[Figure contents as structured data]
────────────────────────────────────────

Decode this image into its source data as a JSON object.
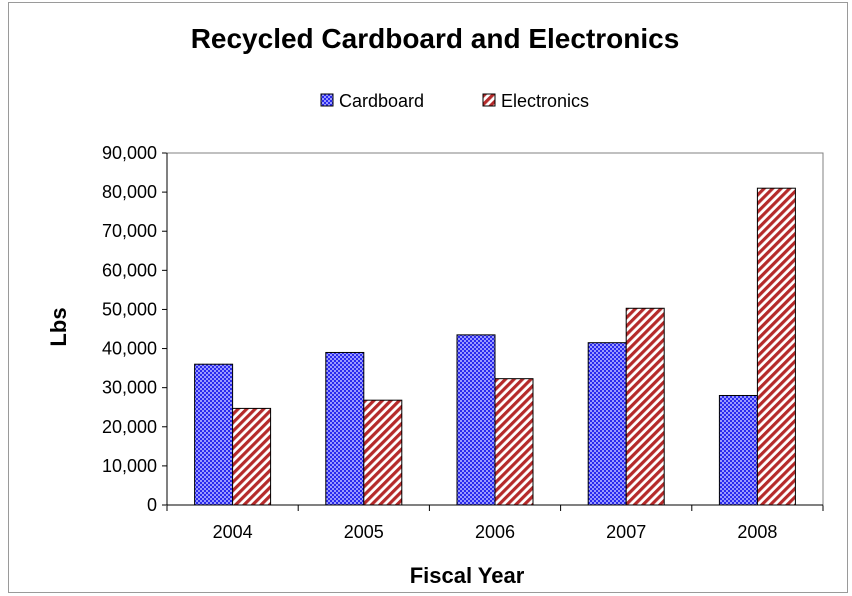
{
  "chart_data": {
    "type": "bar",
    "title": "Recycled Cardboard and Electronics",
    "xlabel": "Fiscal Year",
    "ylabel": "Lbs",
    "categories": [
      "2004",
      "2005",
      "2006",
      "2007",
      "2008"
    ],
    "series": [
      {
        "name": "Cardboard",
        "values": [
          36000,
          39000,
          43500,
          41500,
          28000
        ],
        "color": "#2a2aee",
        "pattern": "checker"
      },
      {
        "name": "Electronics",
        "values": [
          24700,
          26800,
          32300,
          50300,
          81000
        ],
        "color": "#b52a2a",
        "pattern": "diagonal-stripes"
      }
    ],
    "ylim": [
      0,
      90000
    ],
    "yticks": [
      "0",
      "10,000",
      "20,000",
      "30,000",
      "40,000",
      "50,000",
      "60,000",
      "70,000",
      "80,000",
      "90,000"
    ],
    "grid": false,
    "legend_position": "top"
  }
}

────────────────────────────────────────

- **Aim**: Search the records for the string "Cardboard" and return every line in which it occurs.

- **Solution below**:
    "title": "Recycled Cardboard and Electronics",
        "name": "Cardboard",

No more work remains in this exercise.